DOCUMENT EXTRACT »
+ + +

# What do you think of my colt?



## appylover31803 (Sep 18, 2007)

he's so cute!

It's hard to critique youngsters because they change so much.


----------



## PoptartShop (Jul 25, 2010)

I agree with Appy- they change so much, so it's hard to critique now when he'll change later! 
He is adorable, though.


----------



## valleychick2121 (May 1, 2008)

one thing i noticed was that he has a pretty high knee action, which will always be there pretty much. You can get him slowed down and that will help a little. He needs to gain more muscle in his butt and get a better topline and have his neck sweated. And with more groceries and a regular schedule his chest should widen out a bit too. his fore arm looks like it needs more muscling as well, but that will come with exercise and a good fitting program. Hope that helps! I've been working with a trainer who used to show big time in pretty much everything so im learning bunches. He says that some characteristics suck as think neck, long back, and overall appearance will stay the same on the colt and its mainly muscling and leg bones that change. hope this helps.


----------



## sarita-x (Jul 30, 2008)

he has beautiful markings!
x


----------



## palogal (May 30, 2008)

+ + +

INFORMATION PROVIDED »
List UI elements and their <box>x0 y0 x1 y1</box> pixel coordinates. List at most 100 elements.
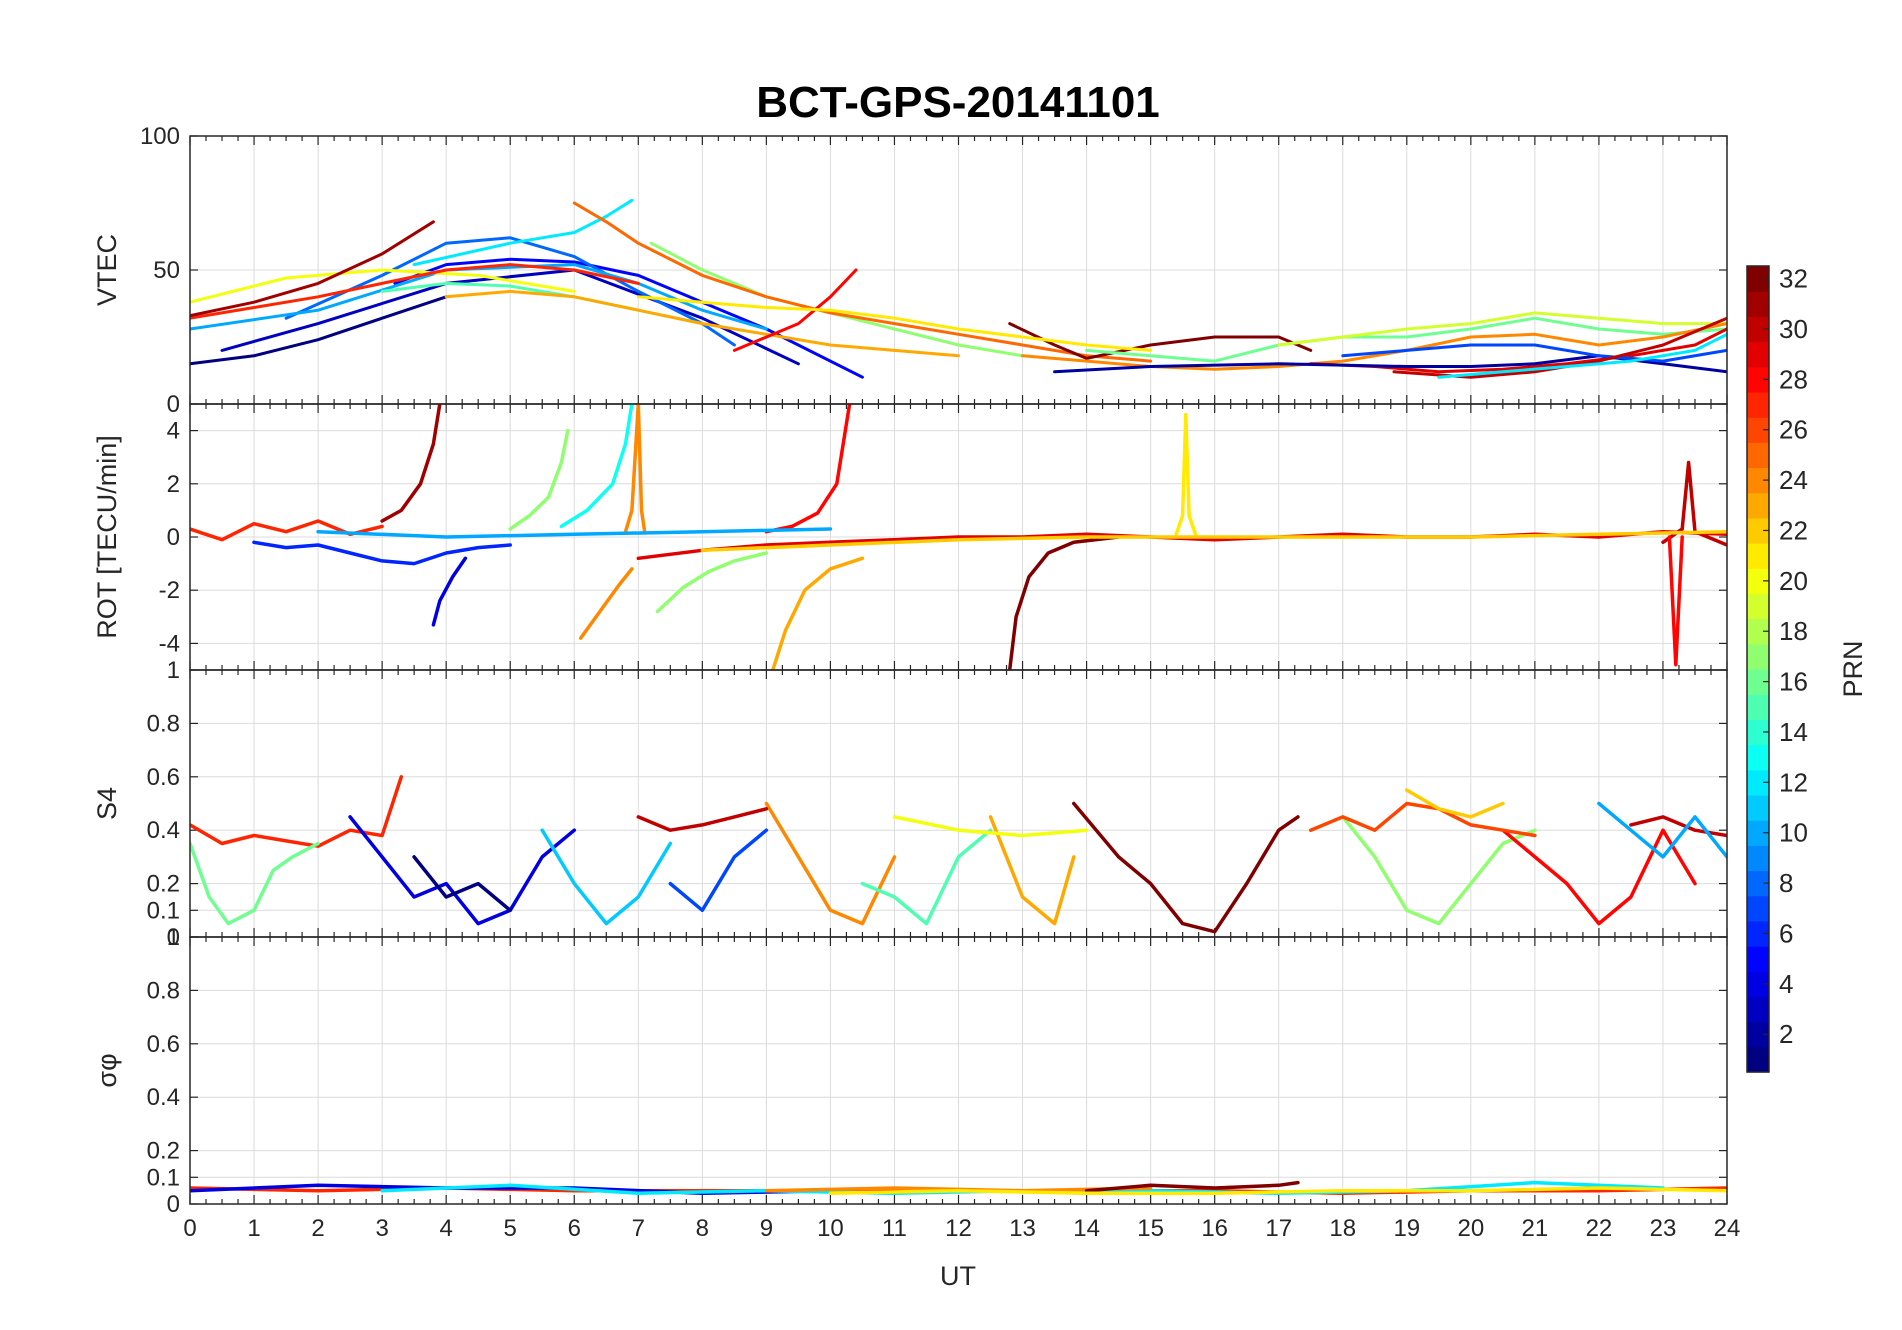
colorbar-swatch <box>1747 820 1769 846</box>
series-prn-24 <box>623 404 647 534</box>
series-prn-15 <box>860 828 993 926</box>
colorbar-swatch <box>1747 895 1769 922</box>
colorbar-swatch <box>1747 971 1769 998</box>
series-prn-17 <box>649 241 1024 358</box>
x-tick-label: 17 <box>1265 1215 1292 1242</box>
colorbar-tick-label: 24 <box>1779 465 1808 495</box>
series-prn-23 <box>771 556 865 670</box>
y-tick-label: 0.8 <box>147 710 180 737</box>
x-tick-label: 18 <box>1329 1215 1356 1242</box>
series-prn-16 <box>1085 316 1727 363</box>
x-tick-label: 16 <box>1201 1215 1228 1242</box>
series-prn-4 <box>348 815 577 926</box>
x-tick-label: 3 <box>375 1215 388 1242</box>
series-prn-1 <box>190 295 448 366</box>
series-prn-17 <box>655 551 769 614</box>
colorbar-tick-label: 12 <box>1779 767 1808 797</box>
series-prn-22 <box>1405 788 1505 819</box>
y-axis-label: VTEC <box>92 234 122 306</box>
x-tick-label: 1 <box>247 1215 260 1242</box>
colorbar-swatch <box>1747 593 1769 620</box>
x-tick-label: 5 <box>504 1215 517 1242</box>
colorbar-tick-label: 8 <box>1779 868 1793 898</box>
colorbar-tick-label: 30 <box>1779 314 1808 344</box>
y-tick-label: 100 <box>140 123 180 150</box>
series-prn-17 <box>1341 815 1537 926</box>
y-tick-label: 0.6 <box>147 764 180 791</box>
colorbar-swatch <box>1747 669 1769 695</box>
series-prn-19 <box>1277 311 1727 347</box>
y-tick-label: 2 <box>167 471 180 498</box>
series-group <box>190 198 1727 379</box>
y-tick-label: 0 <box>167 391 180 418</box>
x-tick-label: 2 <box>311 1215 324 1242</box>
series-prn-21 <box>1174 412 1198 537</box>
colorbar-swatch <box>1747 946 1769 972</box>
x-axis-label: UT <box>940 1261 976 1291</box>
series-prn-24 <box>764 801 897 926</box>
colorbar-swatch <box>1747 492 1769 519</box>
panel-frame <box>189 936 1728 1205</box>
y-axis-label: σφ <box>92 1053 122 1087</box>
series-prn-28 <box>1667 535 1684 667</box>
series-prn-10 <box>1597 801 1727 859</box>
series-prn-2 <box>1053 354 1727 374</box>
series-prn-21 <box>636 295 1153 352</box>
x-tick-label: 23 <box>1650 1215 1677 1242</box>
colorbar-tick-label: 10 <box>1779 818 1808 848</box>
colorbar-tick-label: 28 <box>1779 364 1808 394</box>
y-tick-label: 0.1 <box>147 897 180 924</box>
x-tick-label: 9 <box>760 1215 773 1242</box>
colorbar-tick-label: 32 <box>1779 264 1808 294</box>
colorbar-swatch <box>1747 618 1769 645</box>
x-tick-label: 13 <box>1009 1215 1036 1242</box>
colorbar-swatch <box>1747 568 1769 595</box>
series-prn-10 <box>316 527 833 539</box>
colorbar-swatch <box>1747 417 1769 443</box>
colorbar-swatch <box>1747 341 1769 368</box>
x-axis: 0 1 2 3 4 5 6 7 8 9 10 11 12 13 14 15 16 17 18 19 20 21 22 23 24 <box>183 1215 1740 1242</box>
series-prn-17 <box>508 428 570 531</box>
colorbar-tick-label: 2 <box>1779 1019 1793 1049</box>
panel-2: -4 -2 0 2 4 ROT [TECU/min] <box>92 403 1728 671</box>
y-tick-label: 0.2 <box>147 1138 180 1165</box>
colorbar-swatch <box>1747 366 1769 393</box>
y-tick-label: 0 <box>167 524 180 551</box>
x-tick-label: 12 <box>945 1215 972 1242</box>
series-prn-16 <box>190 841 320 926</box>
colorbar-swatch <box>1747 442 1769 469</box>
colorbar-swatch <box>1747 996 1769 1023</box>
series-prn-22 <box>700 529 1727 553</box>
x-tick-label: 7 <box>632 1215 645 1242</box>
colorbar-label: PRN <box>1838 640 1868 697</box>
colorbar-swatch <box>1747 266 1769 292</box>
series-prn-32 <box>1084 1180 1300 1193</box>
y-axis-label: S4 <box>92 787 122 820</box>
y-tick-label: 0.6 <box>147 1031 180 1058</box>
colorbar-swatch <box>1747 291 1769 317</box>
y-tick-label: 0 <box>167 924 180 951</box>
series-prn-23 <box>444 289 960 358</box>
panel-3: 00.10.2 0.4 0.6 0.8 1 S4 <box>92 657 1728 951</box>
panel-1: 0 50 100 VTEC <box>92 123 1728 418</box>
series-prn-31 <box>190 220 435 318</box>
series-prn-13 <box>559 404 634 529</box>
y-tick-label: 4 <box>167 418 180 445</box>
series-prn-24 <box>578 567 634 640</box>
colorbar-swatch <box>1747 845 1769 872</box>
series-prn-7 <box>1341 343 1727 363</box>
colorbar-swatch <box>1747 920 1769 947</box>
y-tick-label: 1 <box>167 657 180 684</box>
colorbar-tick-label: 20 <box>1779 566 1808 596</box>
y-tick-label: -2 <box>159 577 180 604</box>
x-tick-label: 22 <box>1586 1215 1613 1242</box>
series-prn-28 <box>764 404 852 534</box>
colorbar-swatch <box>1747 719 1769 746</box>
y-tick-label: -4 <box>159 630 180 657</box>
series-prn-26 <box>1308 801 1537 838</box>
series-prn-12 <box>412 198 634 267</box>
colorbar-swatch <box>1747 1021 1769 1048</box>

+ + +

TASK INSTRUCTIONS »
Continue the forum thread about critiquing the colt, starting after its last line.

EXERCISE OUTPUT »
valleychick2121 said:


> one thing i noticed was that he has a pretty high knee action, which will always be there pretty much. You can get him slowed down and that will help a little. He needs to gain more muscle in his butt and get a better topline and have his neck sweated. And with more groceries and a regular schedule his chest should widen out a bit too. his fore arm looks like it needs more muscling as well, but that will come with exercise and a good fitting program. Hope that helps! I've been working with a trainer who used to show big time in pretty much everything so im learning bunches. He says that some characteristics suck as think neck, long back, and overall appearance will stay the same on the colt and its mainly muscling and leg bones that change. hope this helps.


You saw that he's a yearling, right? and it was his first day of (light) work?


----------



## valleychick2121 (May 1, 2008)

Yes, I saw that he was a yearling, things such as the way the neck is set and long back, etc doesn't change. You can sweat his neck and get him to bring that head down to make it look more appealing on him and slow him down to get better action as a pleasure horse and he will build better muscles in the right places. I was just offering a way in my opinion to make your colt a better horse for those halter shows. His coloring is beautiful by the way. I love the pawprints.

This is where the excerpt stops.